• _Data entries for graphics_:
————————

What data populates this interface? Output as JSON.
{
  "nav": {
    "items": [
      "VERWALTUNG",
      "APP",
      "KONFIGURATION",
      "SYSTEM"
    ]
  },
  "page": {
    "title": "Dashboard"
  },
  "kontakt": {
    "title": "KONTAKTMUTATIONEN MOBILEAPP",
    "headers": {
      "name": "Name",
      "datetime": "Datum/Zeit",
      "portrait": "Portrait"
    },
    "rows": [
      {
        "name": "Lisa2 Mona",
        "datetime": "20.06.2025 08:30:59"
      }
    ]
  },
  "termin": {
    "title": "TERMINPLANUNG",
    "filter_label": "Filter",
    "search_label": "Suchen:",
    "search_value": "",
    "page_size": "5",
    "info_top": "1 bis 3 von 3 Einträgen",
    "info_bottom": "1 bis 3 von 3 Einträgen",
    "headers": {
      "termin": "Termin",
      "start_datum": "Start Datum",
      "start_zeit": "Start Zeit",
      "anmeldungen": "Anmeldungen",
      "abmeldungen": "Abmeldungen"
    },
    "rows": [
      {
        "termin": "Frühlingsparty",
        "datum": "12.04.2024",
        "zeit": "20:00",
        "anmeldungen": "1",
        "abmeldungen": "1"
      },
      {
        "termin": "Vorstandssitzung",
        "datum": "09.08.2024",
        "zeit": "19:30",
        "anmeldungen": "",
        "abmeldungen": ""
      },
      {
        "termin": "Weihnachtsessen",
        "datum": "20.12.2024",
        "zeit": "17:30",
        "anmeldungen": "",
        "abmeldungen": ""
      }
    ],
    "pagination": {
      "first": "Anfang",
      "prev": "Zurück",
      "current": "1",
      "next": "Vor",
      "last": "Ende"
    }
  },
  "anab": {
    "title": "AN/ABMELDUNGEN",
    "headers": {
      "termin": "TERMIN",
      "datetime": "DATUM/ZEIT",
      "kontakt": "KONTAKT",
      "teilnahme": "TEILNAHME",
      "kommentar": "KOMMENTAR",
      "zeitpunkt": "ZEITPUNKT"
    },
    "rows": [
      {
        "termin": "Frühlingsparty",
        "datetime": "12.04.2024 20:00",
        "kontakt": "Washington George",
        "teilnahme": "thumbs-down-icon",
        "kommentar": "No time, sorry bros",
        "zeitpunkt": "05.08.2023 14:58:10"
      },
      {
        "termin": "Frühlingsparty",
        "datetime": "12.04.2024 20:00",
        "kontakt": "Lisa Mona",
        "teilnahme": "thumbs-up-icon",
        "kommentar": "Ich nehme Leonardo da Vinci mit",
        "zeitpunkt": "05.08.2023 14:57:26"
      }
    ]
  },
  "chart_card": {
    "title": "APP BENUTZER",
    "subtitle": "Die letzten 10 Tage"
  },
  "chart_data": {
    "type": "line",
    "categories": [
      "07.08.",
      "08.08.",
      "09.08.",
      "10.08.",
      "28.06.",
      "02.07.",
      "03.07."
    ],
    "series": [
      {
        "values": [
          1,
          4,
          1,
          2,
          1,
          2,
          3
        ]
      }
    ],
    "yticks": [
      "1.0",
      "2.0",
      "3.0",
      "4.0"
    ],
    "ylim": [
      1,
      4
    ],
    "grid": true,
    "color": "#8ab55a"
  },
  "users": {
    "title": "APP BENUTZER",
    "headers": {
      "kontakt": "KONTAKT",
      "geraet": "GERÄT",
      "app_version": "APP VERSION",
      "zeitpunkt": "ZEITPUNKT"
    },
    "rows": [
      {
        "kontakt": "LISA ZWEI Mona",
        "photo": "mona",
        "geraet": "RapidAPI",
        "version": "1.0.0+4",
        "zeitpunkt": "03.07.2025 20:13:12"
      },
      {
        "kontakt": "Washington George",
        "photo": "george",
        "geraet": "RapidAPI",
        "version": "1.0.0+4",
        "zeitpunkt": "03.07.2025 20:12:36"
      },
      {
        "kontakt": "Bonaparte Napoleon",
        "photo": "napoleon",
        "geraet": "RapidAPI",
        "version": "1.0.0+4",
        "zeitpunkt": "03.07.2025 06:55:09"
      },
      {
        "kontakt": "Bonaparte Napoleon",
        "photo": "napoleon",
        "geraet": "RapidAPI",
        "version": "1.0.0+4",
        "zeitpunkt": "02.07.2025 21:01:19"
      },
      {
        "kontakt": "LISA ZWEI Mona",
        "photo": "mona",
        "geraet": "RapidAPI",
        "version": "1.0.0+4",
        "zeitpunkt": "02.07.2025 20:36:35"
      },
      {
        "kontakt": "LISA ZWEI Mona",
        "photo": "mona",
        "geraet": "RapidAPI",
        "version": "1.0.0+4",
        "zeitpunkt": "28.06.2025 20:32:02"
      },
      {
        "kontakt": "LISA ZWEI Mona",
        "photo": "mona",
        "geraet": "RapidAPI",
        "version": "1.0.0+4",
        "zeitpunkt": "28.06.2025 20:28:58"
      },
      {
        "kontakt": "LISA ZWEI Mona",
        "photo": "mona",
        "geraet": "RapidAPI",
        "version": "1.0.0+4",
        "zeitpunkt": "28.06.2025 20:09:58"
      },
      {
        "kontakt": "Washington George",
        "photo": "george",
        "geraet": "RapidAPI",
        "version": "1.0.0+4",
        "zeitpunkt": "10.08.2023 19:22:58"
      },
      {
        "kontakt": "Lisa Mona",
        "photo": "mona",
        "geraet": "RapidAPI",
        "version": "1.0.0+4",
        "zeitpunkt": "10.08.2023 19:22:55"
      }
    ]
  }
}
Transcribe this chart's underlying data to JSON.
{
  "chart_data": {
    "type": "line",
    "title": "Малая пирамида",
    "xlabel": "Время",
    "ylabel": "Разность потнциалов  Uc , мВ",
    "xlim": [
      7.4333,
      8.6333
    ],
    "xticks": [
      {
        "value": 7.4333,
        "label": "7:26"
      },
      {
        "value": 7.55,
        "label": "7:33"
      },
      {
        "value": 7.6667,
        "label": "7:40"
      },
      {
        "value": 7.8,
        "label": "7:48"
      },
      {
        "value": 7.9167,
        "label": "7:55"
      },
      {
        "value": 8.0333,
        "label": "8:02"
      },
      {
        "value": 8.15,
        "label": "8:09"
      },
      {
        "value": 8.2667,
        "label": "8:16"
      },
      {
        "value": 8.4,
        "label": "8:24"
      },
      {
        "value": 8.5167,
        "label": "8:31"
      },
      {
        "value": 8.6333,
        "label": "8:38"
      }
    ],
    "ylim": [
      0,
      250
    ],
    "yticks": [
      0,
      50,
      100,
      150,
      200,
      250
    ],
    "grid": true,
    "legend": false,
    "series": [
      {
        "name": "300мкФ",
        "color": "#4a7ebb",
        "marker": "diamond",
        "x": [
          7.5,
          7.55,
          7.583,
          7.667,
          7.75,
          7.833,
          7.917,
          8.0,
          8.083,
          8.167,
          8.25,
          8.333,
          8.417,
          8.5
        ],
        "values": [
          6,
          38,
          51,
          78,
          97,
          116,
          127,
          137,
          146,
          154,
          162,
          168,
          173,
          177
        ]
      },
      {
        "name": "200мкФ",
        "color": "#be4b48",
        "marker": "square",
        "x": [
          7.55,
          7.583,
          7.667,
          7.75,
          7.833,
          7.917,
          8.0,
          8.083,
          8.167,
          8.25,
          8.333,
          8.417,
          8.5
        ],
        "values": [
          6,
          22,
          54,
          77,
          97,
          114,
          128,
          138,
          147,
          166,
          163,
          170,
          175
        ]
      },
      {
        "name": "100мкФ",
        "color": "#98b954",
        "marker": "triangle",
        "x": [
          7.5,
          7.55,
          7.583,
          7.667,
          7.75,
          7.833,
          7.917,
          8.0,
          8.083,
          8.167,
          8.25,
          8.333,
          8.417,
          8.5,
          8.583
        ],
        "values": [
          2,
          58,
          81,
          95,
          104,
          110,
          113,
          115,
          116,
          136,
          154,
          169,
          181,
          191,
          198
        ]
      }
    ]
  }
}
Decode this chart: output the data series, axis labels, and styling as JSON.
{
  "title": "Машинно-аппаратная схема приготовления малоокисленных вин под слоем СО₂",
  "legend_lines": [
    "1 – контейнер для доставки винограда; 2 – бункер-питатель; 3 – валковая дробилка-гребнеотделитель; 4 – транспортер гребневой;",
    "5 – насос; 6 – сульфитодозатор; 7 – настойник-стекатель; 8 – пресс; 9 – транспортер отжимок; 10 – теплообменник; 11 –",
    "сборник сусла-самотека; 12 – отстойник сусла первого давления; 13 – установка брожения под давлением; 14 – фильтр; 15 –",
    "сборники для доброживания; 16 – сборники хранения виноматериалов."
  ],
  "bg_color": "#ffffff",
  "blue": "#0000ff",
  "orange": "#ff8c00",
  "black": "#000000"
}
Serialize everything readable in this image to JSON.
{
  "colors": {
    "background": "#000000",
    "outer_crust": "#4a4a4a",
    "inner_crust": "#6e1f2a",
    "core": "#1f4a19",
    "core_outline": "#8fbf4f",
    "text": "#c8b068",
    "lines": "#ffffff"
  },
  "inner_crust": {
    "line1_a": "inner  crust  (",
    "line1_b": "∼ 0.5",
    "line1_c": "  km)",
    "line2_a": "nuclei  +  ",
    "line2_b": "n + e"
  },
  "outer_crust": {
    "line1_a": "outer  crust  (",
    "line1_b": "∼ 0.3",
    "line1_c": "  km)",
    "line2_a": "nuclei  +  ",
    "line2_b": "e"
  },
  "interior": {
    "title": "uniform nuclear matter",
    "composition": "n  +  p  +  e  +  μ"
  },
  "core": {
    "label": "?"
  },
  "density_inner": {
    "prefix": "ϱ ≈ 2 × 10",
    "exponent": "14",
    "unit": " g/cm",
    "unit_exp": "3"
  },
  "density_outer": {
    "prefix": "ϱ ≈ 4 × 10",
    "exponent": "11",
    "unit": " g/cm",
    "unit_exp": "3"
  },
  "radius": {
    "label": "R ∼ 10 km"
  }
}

————————

• _SET TASK_: Above are the records; copy every line in them that holds the word "JSON".

• _FINAL RESULT_:
What data populates this interface? Output as JSON.
Transcribe this chart's underlying data to JSON.
Decode this chart: output the data series, axis labels, and styling as JSON.
Serialize everything readable in this image to JSON.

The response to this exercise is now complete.